▸ **Stored dataset items**
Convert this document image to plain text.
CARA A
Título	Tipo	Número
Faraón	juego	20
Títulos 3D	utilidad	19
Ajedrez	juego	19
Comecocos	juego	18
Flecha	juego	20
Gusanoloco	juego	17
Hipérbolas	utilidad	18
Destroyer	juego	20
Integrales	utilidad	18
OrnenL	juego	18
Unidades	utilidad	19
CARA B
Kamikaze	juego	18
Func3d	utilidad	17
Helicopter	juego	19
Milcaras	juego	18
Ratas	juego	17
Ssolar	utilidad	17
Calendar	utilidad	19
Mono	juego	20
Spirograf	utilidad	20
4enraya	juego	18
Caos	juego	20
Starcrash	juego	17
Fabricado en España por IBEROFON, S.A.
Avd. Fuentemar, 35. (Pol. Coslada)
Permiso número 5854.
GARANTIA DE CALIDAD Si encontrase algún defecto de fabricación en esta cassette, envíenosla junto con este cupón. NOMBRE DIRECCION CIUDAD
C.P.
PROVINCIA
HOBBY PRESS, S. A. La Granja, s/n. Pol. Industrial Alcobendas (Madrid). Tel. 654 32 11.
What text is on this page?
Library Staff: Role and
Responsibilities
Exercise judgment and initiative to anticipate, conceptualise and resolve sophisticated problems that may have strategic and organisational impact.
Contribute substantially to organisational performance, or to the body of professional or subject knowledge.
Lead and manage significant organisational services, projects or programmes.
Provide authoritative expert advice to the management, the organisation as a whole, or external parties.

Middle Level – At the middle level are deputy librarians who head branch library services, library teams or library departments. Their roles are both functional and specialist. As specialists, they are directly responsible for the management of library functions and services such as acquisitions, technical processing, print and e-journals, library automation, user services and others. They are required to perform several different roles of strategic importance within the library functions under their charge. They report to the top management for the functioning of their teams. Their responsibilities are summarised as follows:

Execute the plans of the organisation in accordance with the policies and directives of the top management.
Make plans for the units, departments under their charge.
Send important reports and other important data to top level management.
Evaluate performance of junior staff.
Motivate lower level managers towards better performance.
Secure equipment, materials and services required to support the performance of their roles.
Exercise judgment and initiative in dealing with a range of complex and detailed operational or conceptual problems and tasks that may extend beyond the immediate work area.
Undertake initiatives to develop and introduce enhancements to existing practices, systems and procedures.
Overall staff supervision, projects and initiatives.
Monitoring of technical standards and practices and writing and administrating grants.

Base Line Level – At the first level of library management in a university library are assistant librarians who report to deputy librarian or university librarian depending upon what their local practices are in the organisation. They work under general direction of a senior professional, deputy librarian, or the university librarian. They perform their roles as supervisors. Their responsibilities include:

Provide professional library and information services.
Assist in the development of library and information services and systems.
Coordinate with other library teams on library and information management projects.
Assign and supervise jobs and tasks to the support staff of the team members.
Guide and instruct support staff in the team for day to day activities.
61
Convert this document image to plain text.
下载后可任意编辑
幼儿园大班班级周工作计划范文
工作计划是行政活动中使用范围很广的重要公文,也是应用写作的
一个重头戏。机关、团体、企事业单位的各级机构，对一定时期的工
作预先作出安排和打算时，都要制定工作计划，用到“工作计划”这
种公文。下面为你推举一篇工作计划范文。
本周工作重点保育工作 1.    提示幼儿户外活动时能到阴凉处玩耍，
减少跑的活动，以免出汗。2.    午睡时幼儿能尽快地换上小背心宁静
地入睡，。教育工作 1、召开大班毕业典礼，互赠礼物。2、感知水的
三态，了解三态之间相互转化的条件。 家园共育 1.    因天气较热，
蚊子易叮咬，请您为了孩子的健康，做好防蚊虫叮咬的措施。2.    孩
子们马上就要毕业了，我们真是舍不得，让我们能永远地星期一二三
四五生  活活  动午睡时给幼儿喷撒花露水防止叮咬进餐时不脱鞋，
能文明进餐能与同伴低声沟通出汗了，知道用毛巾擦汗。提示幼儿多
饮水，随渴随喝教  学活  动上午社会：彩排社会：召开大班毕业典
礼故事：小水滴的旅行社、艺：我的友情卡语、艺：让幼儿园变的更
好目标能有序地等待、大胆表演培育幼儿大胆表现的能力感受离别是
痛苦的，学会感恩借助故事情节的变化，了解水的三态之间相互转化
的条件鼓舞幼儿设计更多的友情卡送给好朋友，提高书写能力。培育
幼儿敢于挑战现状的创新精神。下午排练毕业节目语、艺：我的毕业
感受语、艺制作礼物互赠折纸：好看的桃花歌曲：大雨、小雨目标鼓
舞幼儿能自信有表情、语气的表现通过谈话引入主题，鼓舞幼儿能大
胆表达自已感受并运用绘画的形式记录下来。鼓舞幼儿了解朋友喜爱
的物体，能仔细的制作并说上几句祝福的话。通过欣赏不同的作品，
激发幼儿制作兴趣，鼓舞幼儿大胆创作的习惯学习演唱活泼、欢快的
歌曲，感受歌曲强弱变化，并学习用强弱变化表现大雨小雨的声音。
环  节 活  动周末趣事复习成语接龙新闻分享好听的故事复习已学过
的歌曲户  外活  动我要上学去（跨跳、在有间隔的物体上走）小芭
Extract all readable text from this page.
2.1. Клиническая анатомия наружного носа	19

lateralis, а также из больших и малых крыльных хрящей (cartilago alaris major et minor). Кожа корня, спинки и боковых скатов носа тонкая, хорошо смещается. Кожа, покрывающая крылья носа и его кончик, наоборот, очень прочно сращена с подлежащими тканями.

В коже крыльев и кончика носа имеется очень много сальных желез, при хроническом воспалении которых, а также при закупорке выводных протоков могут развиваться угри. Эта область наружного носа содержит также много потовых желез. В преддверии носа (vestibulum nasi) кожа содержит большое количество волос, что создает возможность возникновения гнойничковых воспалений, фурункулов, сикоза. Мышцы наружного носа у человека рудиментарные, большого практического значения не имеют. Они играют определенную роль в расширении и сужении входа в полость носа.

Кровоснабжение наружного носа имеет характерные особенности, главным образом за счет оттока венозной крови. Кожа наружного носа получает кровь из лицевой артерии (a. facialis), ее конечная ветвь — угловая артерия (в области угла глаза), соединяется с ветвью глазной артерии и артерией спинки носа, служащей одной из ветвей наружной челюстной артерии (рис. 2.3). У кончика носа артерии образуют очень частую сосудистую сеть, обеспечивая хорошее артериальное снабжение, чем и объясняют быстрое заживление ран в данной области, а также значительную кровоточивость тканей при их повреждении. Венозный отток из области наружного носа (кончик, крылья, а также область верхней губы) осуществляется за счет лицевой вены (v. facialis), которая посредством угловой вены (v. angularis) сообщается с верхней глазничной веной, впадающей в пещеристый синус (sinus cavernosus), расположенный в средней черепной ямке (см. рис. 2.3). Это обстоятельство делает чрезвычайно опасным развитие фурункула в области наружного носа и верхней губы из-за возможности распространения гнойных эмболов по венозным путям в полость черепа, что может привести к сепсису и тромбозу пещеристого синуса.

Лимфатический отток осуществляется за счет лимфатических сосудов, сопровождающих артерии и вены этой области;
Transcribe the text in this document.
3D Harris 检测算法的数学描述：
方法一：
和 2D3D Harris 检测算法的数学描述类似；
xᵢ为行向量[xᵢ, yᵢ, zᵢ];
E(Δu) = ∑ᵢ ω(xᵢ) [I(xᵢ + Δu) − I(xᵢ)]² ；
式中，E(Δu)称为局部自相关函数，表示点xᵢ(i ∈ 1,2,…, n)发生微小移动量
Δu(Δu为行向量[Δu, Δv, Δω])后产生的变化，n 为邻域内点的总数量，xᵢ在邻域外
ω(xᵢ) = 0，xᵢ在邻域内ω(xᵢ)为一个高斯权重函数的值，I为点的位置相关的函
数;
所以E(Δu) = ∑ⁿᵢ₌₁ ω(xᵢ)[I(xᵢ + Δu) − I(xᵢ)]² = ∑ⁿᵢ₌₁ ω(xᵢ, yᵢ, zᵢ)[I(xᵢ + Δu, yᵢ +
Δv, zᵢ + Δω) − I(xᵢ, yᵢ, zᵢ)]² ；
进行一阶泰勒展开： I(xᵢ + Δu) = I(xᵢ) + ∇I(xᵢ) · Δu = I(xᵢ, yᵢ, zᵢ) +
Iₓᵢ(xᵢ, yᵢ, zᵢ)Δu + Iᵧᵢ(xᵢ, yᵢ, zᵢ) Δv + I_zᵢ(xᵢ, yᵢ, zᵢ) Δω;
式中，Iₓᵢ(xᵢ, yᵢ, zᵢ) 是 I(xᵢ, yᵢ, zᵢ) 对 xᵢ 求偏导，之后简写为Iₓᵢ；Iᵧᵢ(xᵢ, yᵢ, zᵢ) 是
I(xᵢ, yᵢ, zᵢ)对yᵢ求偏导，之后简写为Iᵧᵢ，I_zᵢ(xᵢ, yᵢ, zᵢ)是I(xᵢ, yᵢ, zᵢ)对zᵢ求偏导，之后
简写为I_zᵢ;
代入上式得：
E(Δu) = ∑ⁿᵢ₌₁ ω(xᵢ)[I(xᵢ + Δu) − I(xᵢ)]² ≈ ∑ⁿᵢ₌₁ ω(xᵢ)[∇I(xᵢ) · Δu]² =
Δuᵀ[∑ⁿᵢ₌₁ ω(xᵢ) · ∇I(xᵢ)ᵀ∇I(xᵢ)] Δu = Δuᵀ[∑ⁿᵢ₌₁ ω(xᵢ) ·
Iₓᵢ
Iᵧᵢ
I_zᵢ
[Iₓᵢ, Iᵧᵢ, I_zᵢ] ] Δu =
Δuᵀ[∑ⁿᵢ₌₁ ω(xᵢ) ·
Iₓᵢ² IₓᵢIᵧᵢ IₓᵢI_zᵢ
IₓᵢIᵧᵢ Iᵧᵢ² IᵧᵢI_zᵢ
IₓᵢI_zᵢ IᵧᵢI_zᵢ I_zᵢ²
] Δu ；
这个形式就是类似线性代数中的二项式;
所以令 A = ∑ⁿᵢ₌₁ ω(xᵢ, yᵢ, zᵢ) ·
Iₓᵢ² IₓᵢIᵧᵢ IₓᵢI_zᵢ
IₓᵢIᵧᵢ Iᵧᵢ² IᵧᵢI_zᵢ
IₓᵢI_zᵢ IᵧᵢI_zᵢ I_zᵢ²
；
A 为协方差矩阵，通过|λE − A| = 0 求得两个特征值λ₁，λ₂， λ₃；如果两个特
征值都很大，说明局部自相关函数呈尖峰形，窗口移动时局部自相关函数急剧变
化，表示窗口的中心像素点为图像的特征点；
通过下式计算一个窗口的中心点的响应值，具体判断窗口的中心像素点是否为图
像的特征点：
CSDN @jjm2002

▸ **Directions for this task**
Quote only the lines from the line containing "Transcribe the text in this document." through the end of the listing, please, keeping both the first and the last line.

▸ **Output of the task**
Transcribe the text in this document.
3D Harris 检测算法的数学描述：
方法一：
和 2D3D Harris 检测算法的数学描述类似；
xᵢ为行向量[xᵢ, yᵢ, zᵢ];
E(Δu) = ∑ᵢ ω(xᵢ) [I(xᵢ + Δu) − I(xᵢ)]² ；
式中，E(Δu)称为局部自相关函数，表示点xᵢ(i ∈ 1,2,…, n)发生微小移动量
Δu(Δu为行向量[Δu, Δv, Δω])后产生的变化，n 为邻域内点的总数量，xᵢ在邻域外
ω(xᵢ) = 0，xᵢ在邻域内ω(xᵢ)为一个高斯权重函数的值，I为点的位置相关的函
数;
所以E(Δu) = ∑ⁿᵢ₌₁ ω(xᵢ)[I(xᵢ + Δu) − I(xᵢ)]² = ∑ⁿᵢ₌₁ ω(xᵢ, yᵢ, zᵢ)[I(xᵢ + Δu, yᵢ +
Δv, zᵢ + Δω) − I(xᵢ, yᵢ, zᵢ)]² ；
进行一阶泰勒展开： I(xᵢ + Δu) = I(xᵢ) + ∇I(xᵢ) · Δu = I(xᵢ, yᵢ, zᵢ) +
Iₓᵢ(xᵢ, yᵢ, zᵢ)Δu + Iᵧᵢ(xᵢ, yᵢ, zᵢ) Δv + I_zᵢ(xᵢ, yᵢ, zᵢ) Δω;
式中，Iₓᵢ(xᵢ, yᵢ, zᵢ) 是 I(xᵢ, yᵢ, zᵢ) 对 xᵢ 求偏导，之后简写为Iₓᵢ；Iᵧᵢ(xᵢ, yᵢ, zᵢ) 是
I(xᵢ, yᵢ, zᵢ)对yᵢ求偏导，之后简写为Iᵧᵢ，I_zᵢ(xᵢ, yᵢ, zᵢ)是I(xᵢ, yᵢ, zᵢ)对zᵢ求偏导，之后
简写为I_zᵢ;
代入上式得：
E(Δu) = ∑ⁿᵢ₌₁ ω(xᵢ)[I(xᵢ + Δu) − I(xᵢ)]² ≈ ∑ⁿᵢ₌₁ ω(xᵢ)[∇I(xᵢ) · Δu]² =
Δuᵀ[∑ⁿᵢ₌₁ ω(xᵢ) · ∇I(xᵢ)ᵀ∇I(xᵢ)] Δu = Δuᵀ[∑ⁿᵢ₌₁ ω(xᵢ) ·
Iₓᵢ
Iᵧᵢ
I_zᵢ
[Iₓᵢ, Iᵧᵢ, I_zᵢ] ] Δu =
Δuᵀ[∑ⁿᵢ₌₁ ω(xᵢ) ·
Iₓᵢ² IₓᵢIᵧᵢ IₓᵢI_zᵢ
IₓᵢIᵧᵢ Iᵧᵢ² IᵧᵢI_zᵢ
IₓᵢI_zᵢ IᵧᵢI_zᵢ I_zᵢ²
] Δu ；
这个形式就是类似线性代数中的二项式;
所以令 A = ∑ⁿᵢ₌₁ ω(xᵢ, yᵢ, zᵢ) ·
Iₓᵢ² IₓᵢIᵧᵢ IₓᵢI_zᵢ
IₓᵢIᵧᵢ Iᵧᵢ² IᵧᵢI_zᵢ
IₓᵢI_zᵢ IᵧᵢI_zᵢ I_zᵢ²
；
A 为协方差矩阵，通过|λE − A| = 0 求得两个特征值λ₁，λ₂， λ₃；如果两个特
征值都很大，说明局部自相关函数呈尖峰形，窗口移动时局部自相关函数急剧变
化，表示窗口的中心像素点为图像的特征点；
通过下式计算一个窗口的中心点的响应值，具体判断窗口的中心像素点是否为图
像的特征点：
CSDN @jjm2002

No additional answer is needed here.